• **Stored dataset items**
....

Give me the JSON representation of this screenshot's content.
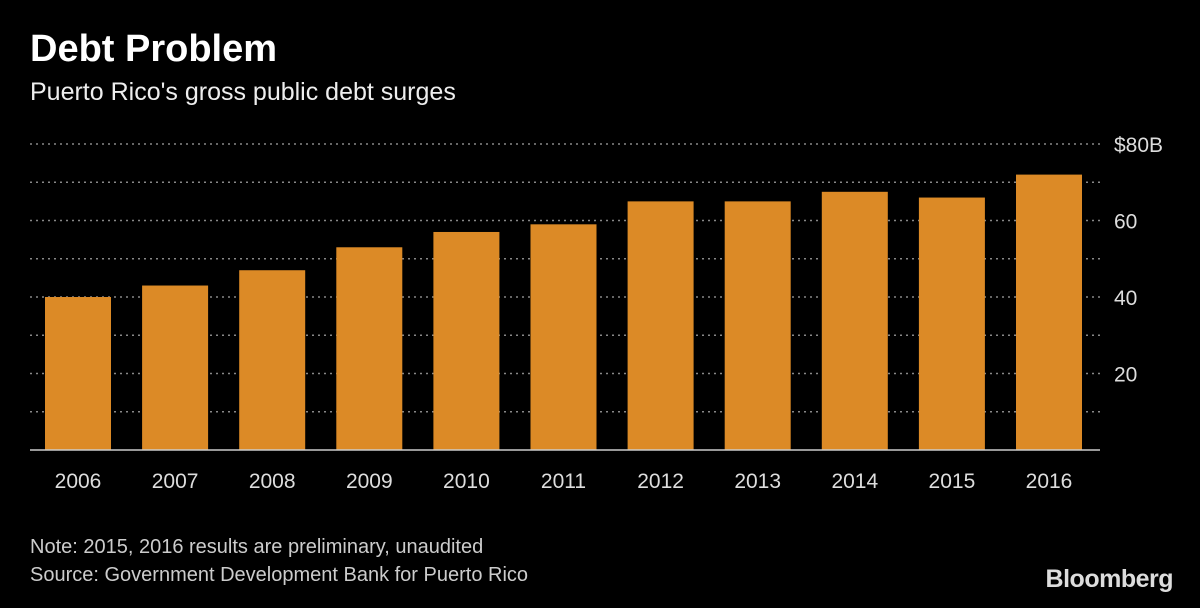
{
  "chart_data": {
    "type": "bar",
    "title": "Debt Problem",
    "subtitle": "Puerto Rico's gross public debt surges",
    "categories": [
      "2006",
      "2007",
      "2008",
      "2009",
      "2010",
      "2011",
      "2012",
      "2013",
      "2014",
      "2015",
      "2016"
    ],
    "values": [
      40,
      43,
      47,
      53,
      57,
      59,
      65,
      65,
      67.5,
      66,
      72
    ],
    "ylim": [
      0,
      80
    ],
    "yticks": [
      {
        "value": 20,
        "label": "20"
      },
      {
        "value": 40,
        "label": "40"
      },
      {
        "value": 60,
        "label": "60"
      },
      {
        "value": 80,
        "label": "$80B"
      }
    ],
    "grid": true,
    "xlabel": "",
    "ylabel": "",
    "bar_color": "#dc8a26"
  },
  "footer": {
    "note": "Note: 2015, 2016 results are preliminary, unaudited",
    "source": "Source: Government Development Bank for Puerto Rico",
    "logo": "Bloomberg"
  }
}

....

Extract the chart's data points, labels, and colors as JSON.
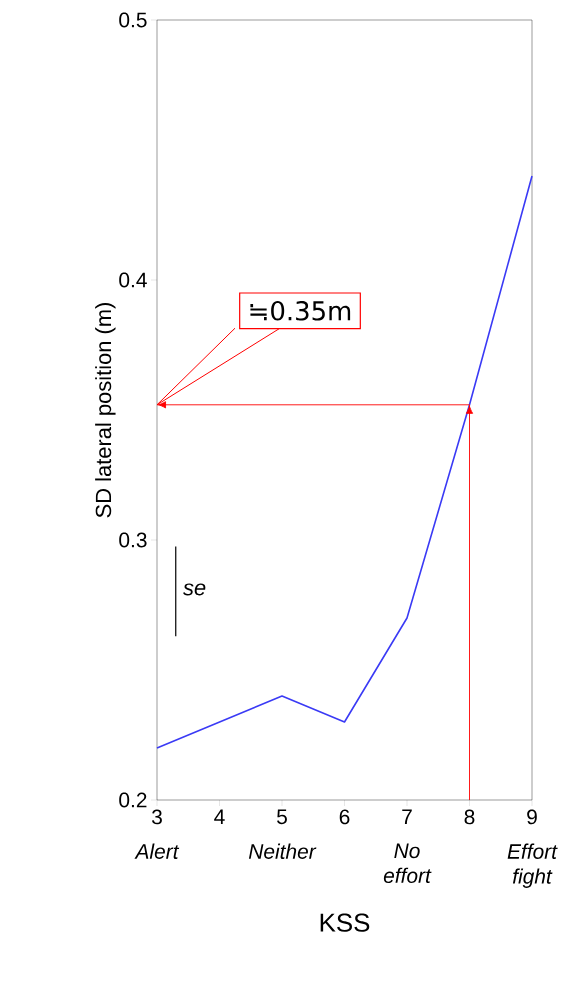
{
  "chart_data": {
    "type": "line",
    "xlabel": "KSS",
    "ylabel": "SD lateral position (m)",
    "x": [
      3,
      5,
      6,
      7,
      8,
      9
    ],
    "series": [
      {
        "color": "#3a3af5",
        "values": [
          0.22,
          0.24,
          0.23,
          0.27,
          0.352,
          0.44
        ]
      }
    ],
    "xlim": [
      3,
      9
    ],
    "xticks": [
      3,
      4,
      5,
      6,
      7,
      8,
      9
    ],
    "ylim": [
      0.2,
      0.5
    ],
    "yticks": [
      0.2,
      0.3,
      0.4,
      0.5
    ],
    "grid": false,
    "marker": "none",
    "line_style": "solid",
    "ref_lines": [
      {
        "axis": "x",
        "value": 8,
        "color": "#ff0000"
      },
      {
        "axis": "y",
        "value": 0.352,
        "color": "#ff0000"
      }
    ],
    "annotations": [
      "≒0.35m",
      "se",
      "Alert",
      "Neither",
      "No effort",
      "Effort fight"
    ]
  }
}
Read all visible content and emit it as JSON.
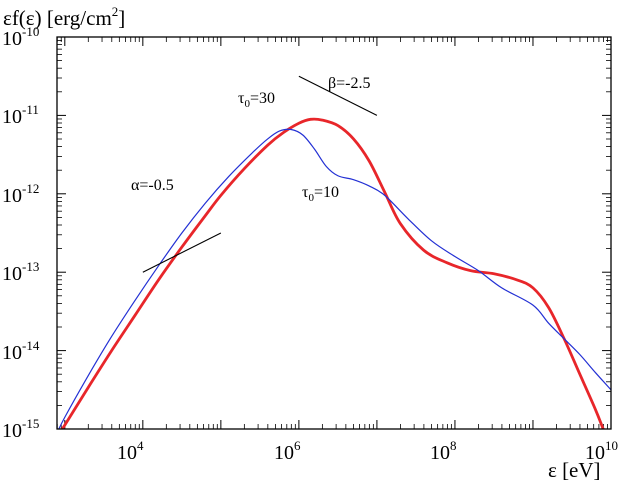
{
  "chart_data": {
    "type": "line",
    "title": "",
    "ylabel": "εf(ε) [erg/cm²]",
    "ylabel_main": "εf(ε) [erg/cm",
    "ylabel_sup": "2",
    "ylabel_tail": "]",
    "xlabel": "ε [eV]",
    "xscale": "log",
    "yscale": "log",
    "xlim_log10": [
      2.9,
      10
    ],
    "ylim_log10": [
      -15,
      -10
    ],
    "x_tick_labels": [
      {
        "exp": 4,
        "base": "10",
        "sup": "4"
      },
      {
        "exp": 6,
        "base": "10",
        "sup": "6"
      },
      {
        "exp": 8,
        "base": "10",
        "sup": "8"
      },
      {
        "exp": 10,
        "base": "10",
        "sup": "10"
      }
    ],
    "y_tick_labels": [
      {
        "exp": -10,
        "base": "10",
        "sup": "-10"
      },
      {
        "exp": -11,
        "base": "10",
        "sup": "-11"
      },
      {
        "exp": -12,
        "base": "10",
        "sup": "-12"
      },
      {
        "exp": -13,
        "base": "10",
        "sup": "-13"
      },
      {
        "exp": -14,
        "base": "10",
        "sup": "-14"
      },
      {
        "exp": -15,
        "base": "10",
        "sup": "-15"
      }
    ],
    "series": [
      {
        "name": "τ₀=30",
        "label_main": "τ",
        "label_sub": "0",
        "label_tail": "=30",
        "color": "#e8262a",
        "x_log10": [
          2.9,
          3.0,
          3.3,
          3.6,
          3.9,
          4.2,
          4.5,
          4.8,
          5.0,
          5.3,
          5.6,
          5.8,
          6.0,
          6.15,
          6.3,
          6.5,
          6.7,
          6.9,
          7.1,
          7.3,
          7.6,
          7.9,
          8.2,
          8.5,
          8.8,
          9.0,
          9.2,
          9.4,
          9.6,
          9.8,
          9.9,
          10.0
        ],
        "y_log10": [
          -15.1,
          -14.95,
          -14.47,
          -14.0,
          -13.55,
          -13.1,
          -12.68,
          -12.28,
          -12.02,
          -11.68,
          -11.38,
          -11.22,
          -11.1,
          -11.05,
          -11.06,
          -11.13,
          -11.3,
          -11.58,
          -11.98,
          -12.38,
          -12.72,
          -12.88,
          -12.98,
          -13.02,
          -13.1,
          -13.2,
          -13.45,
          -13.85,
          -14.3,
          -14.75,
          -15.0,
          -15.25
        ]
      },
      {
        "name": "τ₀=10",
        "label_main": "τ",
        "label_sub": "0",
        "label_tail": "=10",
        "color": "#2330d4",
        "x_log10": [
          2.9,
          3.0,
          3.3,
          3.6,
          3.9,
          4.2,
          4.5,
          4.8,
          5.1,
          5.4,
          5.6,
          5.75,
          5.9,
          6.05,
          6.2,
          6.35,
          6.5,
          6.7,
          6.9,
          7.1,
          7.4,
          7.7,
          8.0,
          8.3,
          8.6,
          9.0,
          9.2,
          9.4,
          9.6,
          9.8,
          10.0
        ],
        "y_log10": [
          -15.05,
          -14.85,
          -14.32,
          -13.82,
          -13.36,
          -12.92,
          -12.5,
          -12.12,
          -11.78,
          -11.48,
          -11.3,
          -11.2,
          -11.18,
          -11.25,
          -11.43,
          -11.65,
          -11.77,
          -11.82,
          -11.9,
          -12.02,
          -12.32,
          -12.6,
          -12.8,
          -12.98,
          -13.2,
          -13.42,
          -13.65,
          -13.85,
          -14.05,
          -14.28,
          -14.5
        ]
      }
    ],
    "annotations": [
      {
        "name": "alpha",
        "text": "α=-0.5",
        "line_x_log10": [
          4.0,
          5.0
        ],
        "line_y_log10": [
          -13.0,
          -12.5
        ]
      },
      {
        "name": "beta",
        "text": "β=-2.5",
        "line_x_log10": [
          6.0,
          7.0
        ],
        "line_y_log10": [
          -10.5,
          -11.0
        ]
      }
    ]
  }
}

....

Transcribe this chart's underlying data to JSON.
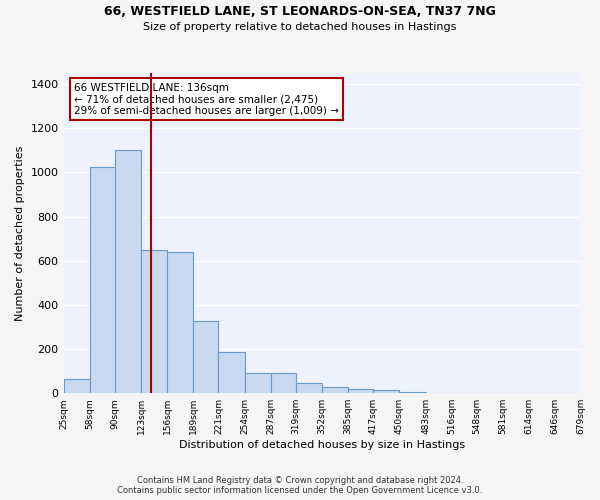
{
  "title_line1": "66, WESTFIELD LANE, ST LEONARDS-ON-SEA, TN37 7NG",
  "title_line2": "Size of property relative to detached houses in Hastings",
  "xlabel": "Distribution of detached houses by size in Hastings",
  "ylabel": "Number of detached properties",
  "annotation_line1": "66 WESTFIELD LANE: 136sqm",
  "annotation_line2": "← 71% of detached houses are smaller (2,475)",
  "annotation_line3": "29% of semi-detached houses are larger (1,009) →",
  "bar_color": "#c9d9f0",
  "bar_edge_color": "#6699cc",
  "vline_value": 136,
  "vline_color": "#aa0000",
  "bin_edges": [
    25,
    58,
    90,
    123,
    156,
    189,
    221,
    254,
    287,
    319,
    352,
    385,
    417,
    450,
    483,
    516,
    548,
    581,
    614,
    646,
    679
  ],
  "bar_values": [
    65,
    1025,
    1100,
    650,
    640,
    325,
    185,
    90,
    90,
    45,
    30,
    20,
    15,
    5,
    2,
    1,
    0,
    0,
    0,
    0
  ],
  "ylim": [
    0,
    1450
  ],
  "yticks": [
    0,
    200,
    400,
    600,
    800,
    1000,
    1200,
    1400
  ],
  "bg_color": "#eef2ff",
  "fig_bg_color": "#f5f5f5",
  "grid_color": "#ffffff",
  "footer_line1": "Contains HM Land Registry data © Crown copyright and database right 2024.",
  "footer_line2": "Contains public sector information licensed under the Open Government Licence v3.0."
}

....

• **What to do**
Read the data above. Pull out each line in which the string "content" appears.

• **Reply**
Give me the JSON representation of this screenshot's content.
Read all visible content and emit it as JSON.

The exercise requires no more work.